#### [What is expected]
Say how many lines of the listing below contain "Reduce", giving the number and nothing else.

#### [Material]

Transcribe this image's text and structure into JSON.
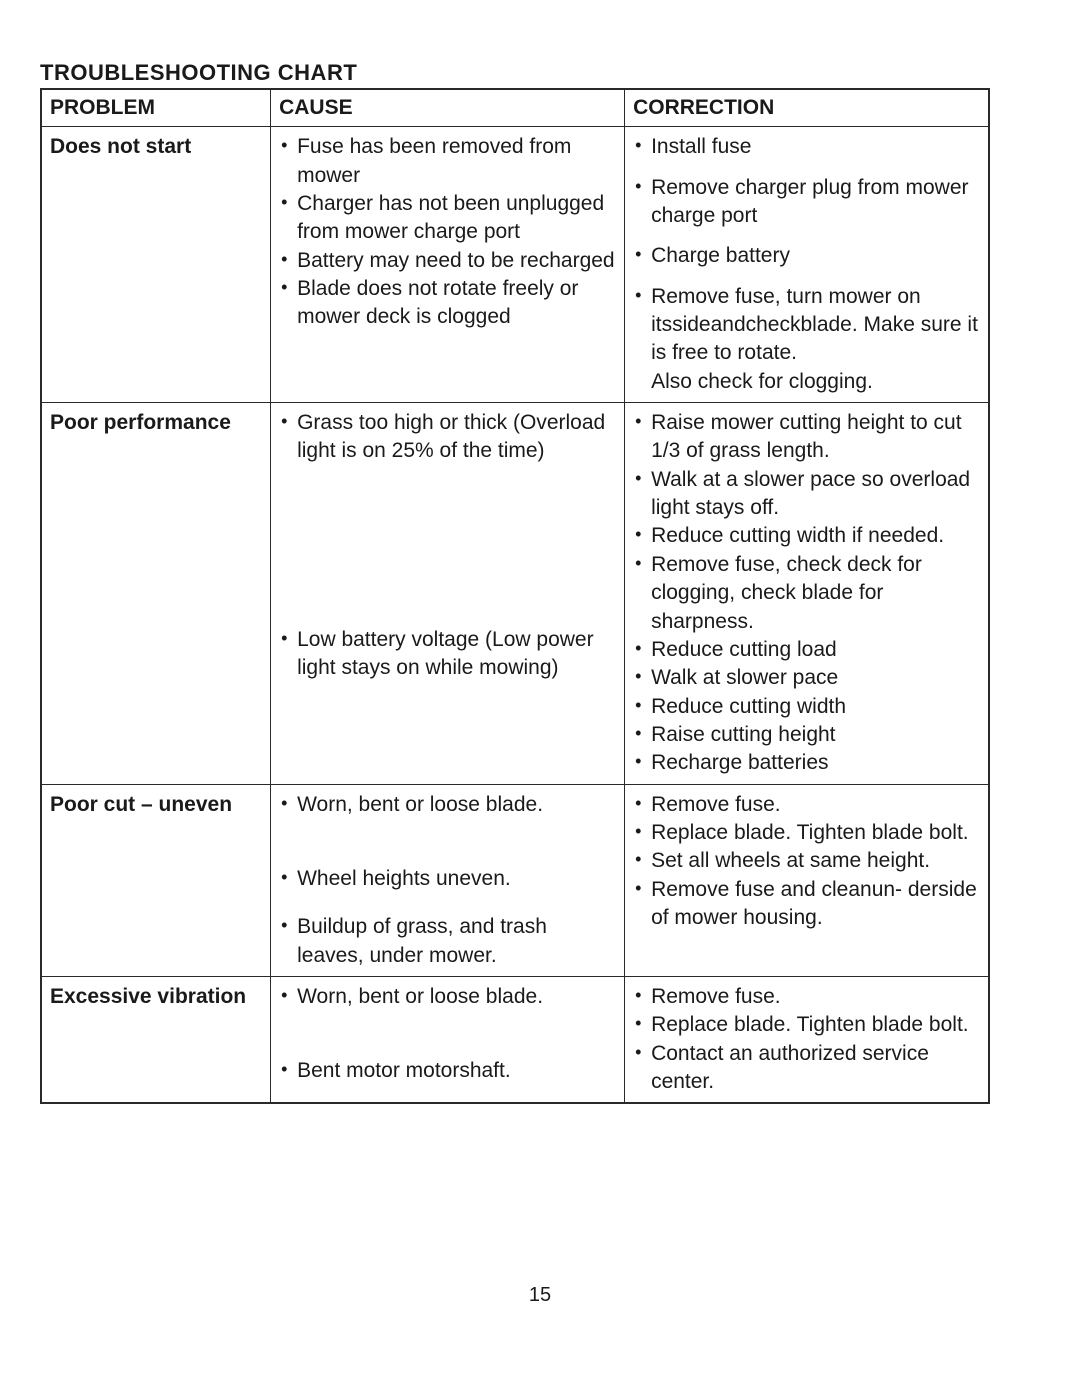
{
  "title": "TROUBLESHOOTING CHART",
  "columns": [
    "PROBLEM",
    "CAUSE",
    "CORRECTION"
  ],
  "rows": [
    {
      "problem": "Does not start",
      "cause": [
        "Fuse has been removed from mower",
        "Charger has not been unplugged from mower charge port",
        "Battery may need to be recharged",
        "Blade does not rotate freely or mower deck is clogged"
      ],
      "correction": [
        "Install fuse",
        "Remove charger plug from mower charge port",
        "Charge battery",
        "Remove fuse, turn mower on itssideandcheckblade. Make sure it is free to rotate.\nAlso check for clogging."
      ],
      "gap_after_cause_indices": [],
      "gap_after_correction_indices": [
        0,
        1,
        2
      ]
    },
    {
      "problem": "Poor performance",
      "cause": [
        "Grass too high or thick (Overload light is on 25% of the time)",
        "Low battery voltage (Low power light stays on while mowing)"
      ],
      "correction": [
        "Raise mower cutting height to cut 1/3 of grass length.",
        "Walk at a slower pace so overload light stays off.",
        "Reduce cutting width if needed.",
        "Remove fuse, check deck for clogging, check blade for sharpness.",
        "Reduce cutting load",
        "Walk at slower pace",
        "Reduce cutting width",
        "Raise cutting height",
        "Recharge batteries"
      ],
      "cause_large_gap_after": 0
    },
    {
      "problem": "Poor cut – uneven",
      "cause": [
        "Worn, bent or loose blade.",
        "Wheel heights uneven.",
        "Buildup of grass, and trash leaves, under mower."
      ],
      "correction": [
        "Remove fuse.",
        "Replace blade.  Tighten blade bolt.",
        "Set all wheels at same height.",
        "Remove fuse and cleanun- derside of mower housing."
      ],
      "cause_medium_gap_after": [
        0,
        1
      ]
    },
    {
      "problem": "Excessive vibration",
      "cause": [
        "Worn, bent or loose blade.",
        "Bent motor motorshaft."
      ],
      "correction": [
        "Remove fuse.",
        "Replace blade. Tighten blade bolt.",
        "Contact an authorized service center."
      ],
      "cause_medium_gap_after": [
        0
      ]
    }
  ],
  "pageNumber": "15"
}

#### [Response]
3